Records for the exercise -

┄┄┄┄┄┄┄┄┄┄

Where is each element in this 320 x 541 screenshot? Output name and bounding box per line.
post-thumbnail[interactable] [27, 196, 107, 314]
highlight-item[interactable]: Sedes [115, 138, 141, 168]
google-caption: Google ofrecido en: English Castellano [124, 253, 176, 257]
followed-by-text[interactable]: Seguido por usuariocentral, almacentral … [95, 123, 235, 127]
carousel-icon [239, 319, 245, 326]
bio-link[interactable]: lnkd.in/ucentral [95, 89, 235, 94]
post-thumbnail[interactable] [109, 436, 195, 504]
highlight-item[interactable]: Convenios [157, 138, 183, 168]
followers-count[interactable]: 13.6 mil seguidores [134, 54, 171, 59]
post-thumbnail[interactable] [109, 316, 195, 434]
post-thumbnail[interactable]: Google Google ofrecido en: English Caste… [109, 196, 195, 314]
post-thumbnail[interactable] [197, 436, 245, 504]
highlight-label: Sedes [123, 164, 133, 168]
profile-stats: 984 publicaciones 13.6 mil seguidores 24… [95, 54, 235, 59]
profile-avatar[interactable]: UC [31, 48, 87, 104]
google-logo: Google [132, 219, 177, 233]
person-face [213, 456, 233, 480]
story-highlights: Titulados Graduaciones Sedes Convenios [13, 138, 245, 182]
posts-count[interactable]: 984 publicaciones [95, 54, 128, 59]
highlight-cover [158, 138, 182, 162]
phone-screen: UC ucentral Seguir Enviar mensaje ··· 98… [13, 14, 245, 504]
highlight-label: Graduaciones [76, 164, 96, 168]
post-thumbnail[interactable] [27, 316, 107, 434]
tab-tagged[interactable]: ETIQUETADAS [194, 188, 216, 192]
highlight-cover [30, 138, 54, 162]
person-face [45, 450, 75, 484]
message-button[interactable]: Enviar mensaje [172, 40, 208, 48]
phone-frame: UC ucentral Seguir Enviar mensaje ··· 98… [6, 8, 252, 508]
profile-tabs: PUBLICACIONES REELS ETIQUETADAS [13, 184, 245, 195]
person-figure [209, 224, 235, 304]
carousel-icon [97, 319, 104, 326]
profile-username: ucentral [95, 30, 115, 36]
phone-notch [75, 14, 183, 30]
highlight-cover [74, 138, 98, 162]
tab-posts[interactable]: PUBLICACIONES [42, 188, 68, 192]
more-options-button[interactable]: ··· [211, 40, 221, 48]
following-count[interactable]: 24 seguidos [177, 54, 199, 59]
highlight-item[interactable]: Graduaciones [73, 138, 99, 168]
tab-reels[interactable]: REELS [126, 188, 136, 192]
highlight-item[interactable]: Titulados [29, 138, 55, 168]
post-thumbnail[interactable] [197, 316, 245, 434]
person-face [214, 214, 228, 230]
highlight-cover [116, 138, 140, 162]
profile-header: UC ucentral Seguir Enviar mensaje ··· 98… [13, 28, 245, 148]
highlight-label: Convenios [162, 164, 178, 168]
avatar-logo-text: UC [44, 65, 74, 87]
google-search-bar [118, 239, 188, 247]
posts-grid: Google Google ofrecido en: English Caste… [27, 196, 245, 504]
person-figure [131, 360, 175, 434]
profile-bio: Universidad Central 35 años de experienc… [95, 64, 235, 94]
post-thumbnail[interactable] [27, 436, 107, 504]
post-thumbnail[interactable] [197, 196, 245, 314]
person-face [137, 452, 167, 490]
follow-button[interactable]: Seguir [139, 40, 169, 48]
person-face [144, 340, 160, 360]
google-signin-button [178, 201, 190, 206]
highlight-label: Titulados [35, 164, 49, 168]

┄┄┄┄┄┄┄┄┄┄

What you need to do - Rewrite all the records above as a Markdown table with the columns "Row" and "Line". Put a running number in "Row" and one line per row in "Line", skipping any blank lines.

Task output -
| Row | Line |
|---|---|
| 1 | Where is each element in this 320 x 541 screenshot? Output name and bounding box per line. |
| 2 | post-thumbnail[interactable] [27, 196, 107, 314] |
| 3 | highlight-item[interactable]: Sedes [115, 138, 141, 168] |
| 4 | google-caption: Google ofrecido en: English Castellano [124, 253, 176, 257] |
| 5 | followed-by-text[interactable]: Seguido por usuariocentral, almacentral … [95, 123, 235, 127] |
| 6 | carousel-icon [239, 319, 245, 326] |
| 7 | bio-link[interactable]: lnkd.in/ucentral [95, 89, 235, 94] |
| 8 | post-thumbnail[interactable] [109, 436, 195, 504] |
| 9 | highlight-item[interactable]: Convenios [157, 138, 183, 168] |
| 10 | followers-count[interactable]: 13.6 mil seguidores [134, 54, 171, 59] |
| 11 | post-thumbnail[interactable] [109, 316, 195, 434] |
| 12 | post-thumbnail[interactable]: Google Google ofrecido en: English Caste… [109, 196, 195, 314] |
| 13 | post-thumbnail[interactable] [197, 436, 245, 504] |
| 14 | highlight-label: Sedes [123, 164, 133, 168] |
| 15 | profile-stats: 984 publicaciones 13.6 mil seguidores 24… [95, 54, 235, 59] |
| 16 | profile-avatar[interactable]: UC [31, 48, 87, 104] |
| 17 | google-logo: Google [132, 219, 177, 233] |
| 18 | person-face [213, 456, 233, 480] |
| 19 | story-highlights: Titulados Graduaciones Sedes Convenios [13, 138, 245, 182] |
| 20 | posts-count[interactable]: 984 publicaciones [95, 54, 128, 59] |
| 21 | highlight-cover [158, 138, 182, 162] |
| 22 | phone-screen: UC ucentral Seguir Enviar mensaje ··· 98… [13, 14, 245, 504] |
| 23 | highlight-label: Graduaciones [76, 164, 96, 168] |
| 24 | post-thumbnail[interactable] [27, 316, 107, 434] |
| 25 | tab-tagged[interactable]: ETIQUETADAS [194, 188, 216, 192] |
| 26 | highlight-cover [30, 138, 54, 162] |
| 27 | person-face [45, 450, 75, 484] |
| 28 | message-button[interactable]: Enviar mensaje [172, 40, 208, 48] |
| 29 | phone-frame: UC ucentral Seguir Enviar mensaje ··· 98… [6, 8, 252, 508] |
| 30 | profile-tabs: PUBLICACIONES REELS ETIQUETADAS [13, 184, 245, 195] |
| 31 | person-figure [209, 224, 235, 304] |
| 32 | carousel-icon [97, 319, 104, 326] |
| 33 | profile-username: ucentral [95, 30, 115, 36] |
| 34 | phone-notch [75, 14, 183, 30] |
| 35 | highlight-cover [74, 138, 98, 162] |
| 36 | tab-posts[interactable]: PUBLICACIONES [42, 188, 68, 192] |
| 37 | more-options-button[interactable]: ··· [211, 40, 221, 48] |
| 38 | following-count[interactable]: 24 seguidos [177, 54, 199, 59] |
| 39 | highlight-item[interactable]: Graduaciones [73, 138, 99, 168] |
| 40 | tab-reels[interactable]: REELS [126, 188, 136, 192] |
| 41 | highlight-item[interactable]: Titulados [29, 138, 55, 168] |
| 42 | post-thumbnail[interactable] [197, 316, 245, 434] |
| 43 | person-face [214, 214, 228, 230] |
| 44 | highlight-cover [116, 138, 140, 162] |
| 45 | profile-header: UC ucentral Seguir Enviar mensaje ··· 98… [13, 28, 245, 148] |
| 46 | highlight-label: Convenios [162, 164, 178, 168] |
| 47 | avatar-logo-text: UC [44, 65, 74, 87] |
| 48 | google-search-bar [118, 239, 188, 247] |
| 49 | posts-grid: Google Google ofrecido en: English Caste… [27, 196, 245, 504] |
| 50 | person-figure [131, 360, 175, 434] |
| 51 | profile-bio: Universidad Central 35 años de experienc… [95, 64, 235, 94] |
| 52 | post-thumbnail[interactable] [27, 436, 107, 504] |
| 53 | post-thumbnail[interactable] [197, 196, 245, 314] |
| 54 | person-face [137, 452, 167, 490] |
| 55 | follow-button[interactable]: Seguir [139, 40, 169, 48] |
| 56 | person-face [144, 340, 160, 360] |
| 57 | google-signin-button [178, 201, 190, 206] |
| 58 | highlight-label: Titulados [35, 164, 49, 168] |